>> Start
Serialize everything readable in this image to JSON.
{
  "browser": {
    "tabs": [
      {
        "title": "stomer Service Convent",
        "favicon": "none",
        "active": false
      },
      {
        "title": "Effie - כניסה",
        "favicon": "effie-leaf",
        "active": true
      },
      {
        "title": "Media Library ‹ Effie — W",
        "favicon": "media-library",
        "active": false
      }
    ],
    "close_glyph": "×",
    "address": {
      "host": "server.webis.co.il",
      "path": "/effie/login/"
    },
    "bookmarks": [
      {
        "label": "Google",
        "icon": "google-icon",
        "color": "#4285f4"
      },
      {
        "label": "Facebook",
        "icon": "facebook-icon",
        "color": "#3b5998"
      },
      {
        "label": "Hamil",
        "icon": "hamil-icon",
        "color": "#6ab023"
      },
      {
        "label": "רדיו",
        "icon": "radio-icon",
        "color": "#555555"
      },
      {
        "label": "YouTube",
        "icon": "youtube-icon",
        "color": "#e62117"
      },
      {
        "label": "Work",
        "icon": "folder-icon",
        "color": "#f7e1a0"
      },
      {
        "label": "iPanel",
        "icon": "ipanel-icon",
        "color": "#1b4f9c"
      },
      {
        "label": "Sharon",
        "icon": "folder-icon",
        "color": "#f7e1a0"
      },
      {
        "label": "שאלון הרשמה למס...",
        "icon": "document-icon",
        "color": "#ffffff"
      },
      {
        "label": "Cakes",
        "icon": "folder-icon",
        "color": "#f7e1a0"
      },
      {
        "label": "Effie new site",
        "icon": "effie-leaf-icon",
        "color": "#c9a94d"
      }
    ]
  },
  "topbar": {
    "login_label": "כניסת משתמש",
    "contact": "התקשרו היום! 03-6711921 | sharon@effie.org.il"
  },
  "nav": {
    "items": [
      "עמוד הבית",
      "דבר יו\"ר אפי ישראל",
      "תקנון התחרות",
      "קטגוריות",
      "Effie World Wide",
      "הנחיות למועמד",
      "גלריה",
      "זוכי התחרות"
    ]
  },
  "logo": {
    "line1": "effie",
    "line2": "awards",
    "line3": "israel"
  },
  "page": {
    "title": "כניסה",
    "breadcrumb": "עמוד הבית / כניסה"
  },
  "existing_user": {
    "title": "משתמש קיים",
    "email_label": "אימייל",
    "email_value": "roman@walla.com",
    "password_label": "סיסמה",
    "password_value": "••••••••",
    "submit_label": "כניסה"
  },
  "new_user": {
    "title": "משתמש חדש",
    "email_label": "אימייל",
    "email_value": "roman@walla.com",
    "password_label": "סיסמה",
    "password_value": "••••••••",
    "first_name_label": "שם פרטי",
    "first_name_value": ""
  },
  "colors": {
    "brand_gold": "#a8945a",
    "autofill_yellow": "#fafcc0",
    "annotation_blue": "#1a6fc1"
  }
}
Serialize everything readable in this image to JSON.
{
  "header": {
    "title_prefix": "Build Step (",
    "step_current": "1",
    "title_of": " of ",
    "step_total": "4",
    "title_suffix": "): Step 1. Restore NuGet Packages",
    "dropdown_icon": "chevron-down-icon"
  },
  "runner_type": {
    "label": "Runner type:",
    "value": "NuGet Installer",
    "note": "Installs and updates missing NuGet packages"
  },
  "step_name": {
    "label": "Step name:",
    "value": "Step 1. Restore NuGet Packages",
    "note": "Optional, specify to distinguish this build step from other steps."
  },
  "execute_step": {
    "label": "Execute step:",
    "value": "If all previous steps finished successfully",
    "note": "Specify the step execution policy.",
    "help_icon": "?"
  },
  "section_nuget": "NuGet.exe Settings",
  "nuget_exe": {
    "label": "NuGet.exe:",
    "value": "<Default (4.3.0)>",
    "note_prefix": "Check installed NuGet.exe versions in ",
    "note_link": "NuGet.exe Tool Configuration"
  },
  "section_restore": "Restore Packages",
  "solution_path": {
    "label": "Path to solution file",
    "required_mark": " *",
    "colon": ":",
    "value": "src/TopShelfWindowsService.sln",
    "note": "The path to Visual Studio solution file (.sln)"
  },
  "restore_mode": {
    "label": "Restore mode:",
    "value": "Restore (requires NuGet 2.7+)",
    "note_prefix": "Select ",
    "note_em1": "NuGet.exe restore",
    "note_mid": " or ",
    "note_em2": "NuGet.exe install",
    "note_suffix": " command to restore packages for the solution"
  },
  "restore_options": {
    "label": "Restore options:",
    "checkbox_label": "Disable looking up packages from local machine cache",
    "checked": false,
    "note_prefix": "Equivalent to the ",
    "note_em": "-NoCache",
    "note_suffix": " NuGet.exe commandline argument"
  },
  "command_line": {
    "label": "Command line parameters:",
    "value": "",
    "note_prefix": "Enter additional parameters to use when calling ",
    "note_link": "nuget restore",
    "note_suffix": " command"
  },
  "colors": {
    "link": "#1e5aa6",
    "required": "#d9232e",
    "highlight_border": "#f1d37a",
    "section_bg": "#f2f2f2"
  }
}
>> End
Your task is to print the whole listing again exactly.

Serialize everything readable in this image to JSON.
{
  "browser": {
    "tabs": [
      {
        "title": "stomer Service Convent",
        "favicon": "none",
        "active": false
      },
      {
        "title": "Effie - כניסה",
        "favicon": "effie-leaf",
        "active": true
      },
      {
        "title": "Media Library ‹ Effie — W",
        "favicon": "media-library",
        "active": false
      }
    ],
    "close_glyph": "×",
    "address": {
      "host": "server.webis.co.il",
      "path": "/effie/login/"
    },
    "bookmarks": [
      {
        "label": "Google",
        "icon": "google-icon",
        "color": "#4285f4"
      },
      {
        "label": "Facebook",
        "icon": "facebook-icon",
        "color": "#3b5998"
      },
      {
        "label": "Hamil",
        "icon": "hamil-icon",
        "color": "#6ab023"
      },
      {
        "label": "רדיו",
        "icon": "radio-icon",
        "color": "#555555"
      },
      {
        "label": "YouTube",
        "icon": "youtube-icon",
        "color": "#e62117"
      },
      {
        "label": "Work",
        "icon": "folder-icon",
        "color": "#f7e1a0"
      },
      {
        "label": "iPanel",
        "icon": "ipanel-icon",
        "color": "#1b4f9c"
      },
      {
        "label": "Sharon",
        "icon": "folder-icon",
        "color": "#f7e1a0"
      },
      {
        "label": "שאלון הרשמה למס...",
        "icon": "document-icon",
        "color": "#ffffff"
      },
      {
        "label": "Cakes",
        "icon": "folder-icon",
        "color": "#f7e1a0"
      },
      {
        "label": "Effie new site",
        "icon": "effie-leaf-icon",
        "color": "#c9a94d"
      }
    ]
  },
  "topbar": {
    "login_label": "כניסת משתמש",
    "contact": "התקשרו היום! 03-6711921 | sharon@effie.org.il"
  },
  "nav": {
    "items": [
      "עמוד הבית",
      "דבר יו\"ר אפי ישראל",
      "תקנון התחרות",
      "קטגוריות",
      "Effie World Wide",
      "הנחיות למועמד",
      "גלריה",
      "זוכי התחרות"
    ]
  },
  "logo": {
    "line1": "effie",
    "line2": "awards",
    "line3": "israel"
  },
  "page": {
    "title": "כניסה",
    "breadcrumb": "עמוד הבית / כניסה"
  },
  "existing_user": {
    "title": "משתמש קיים",
    "email_label": "אימייל",
    "email_value": "roman@walla.com",
    "password_label": "סיסמה",
    "password_value": "••••••••",
    "submit_label": "כניסה"
  },
  "new_user": {
    "title": "משתמש חדש",
    "email_label": "אימייל",
    "email_value": "roman@walla.com",
    "password_label": "סיסמה",
    "password_value": "••••••••",
    "first_name_label": "שם פרטי",
    "first_name_value": ""
  },
  "colors": {
    "brand_gold": "#a8945a",
    "autofill_yellow": "#fafcc0",
    "annotation_blue": "#1a6fc1"
  }
}
Serialize everything readable in this image to JSON.
{
  "header": {
    "title_prefix": "Build Step (",
    "step_current": "1",
    "title_of": " of ",
    "step_total": "4",
    "title_suffix": "): Step 1. Restore NuGet Packages",
    "dropdown_icon": "chevron-down-icon"
  },
  "runner_type": {
    "label": "Runner type:",
    "value": "NuGet Installer",
    "note": "Installs and updates missing NuGet packages"
  },
  "step_name": {
    "label": "Step name:",
    "value": "Step 1. Restore NuGet Packages",
    "note": "Optional, specify to distinguish this build step from other steps."
  },
  "execute_step": {
    "label": "Execute step:",
    "value": "If all previous steps finished successfully",
    "note": "Specify the step execution policy.",
    "help_icon": "?"
  },
  "section_nuget": "NuGet.exe Settings",
  "nuget_exe": {
    "label": "NuGet.exe:",
    "value": "<Default (4.3.0)>",
    "note_prefix": "Check installed NuGet.exe versions in ",
    "note_link": "NuGet.exe Tool Configuration"
  },
  "section_restore": "Restore Packages",
  "solution_path": {
    "label": "Path to solution file",
    "required_mark": " *",
    "colon": ":",
    "value": "src/TopShelfWindowsService.sln",
    "note": "The path to Visual Studio solution file (.sln)"
  },
  "restore_mode": {
    "label": "Restore mode:",
    "value": "Restore (requires NuGet 2.7+)",
    "note_prefix": "Select ",
    "note_em1": "NuGet.exe restore",
    "note_mid": " or ",
    "note_em2": "NuGet.exe install",
    "note_suffix": " command to restore packages for the solution"
  },
  "restore_options": {
    "label": "Restore options:",
    "checkbox_label": "Disable looking up packages from local machine cache",
    "checked": false,
    "note_prefix": "Equivalent to the ",
    "note_em": "-NoCache",
    "note_suffix": " NuGet.exe commandline argument"
  },
  "command_line": {
    "label": "Command line parameters:",
    "value": "",
    "note_prefix": "Enter additional parameters to use when calling ",
    "note_link": "nuget restore",
    "note_suffix": " command"
  },
  "colors": {
    "link": "#1e5aa6",
    "required": "#d9232e",
    "highlight_border": "#f1d37a",
    "section_bg": "#f2f2f2"
  }
}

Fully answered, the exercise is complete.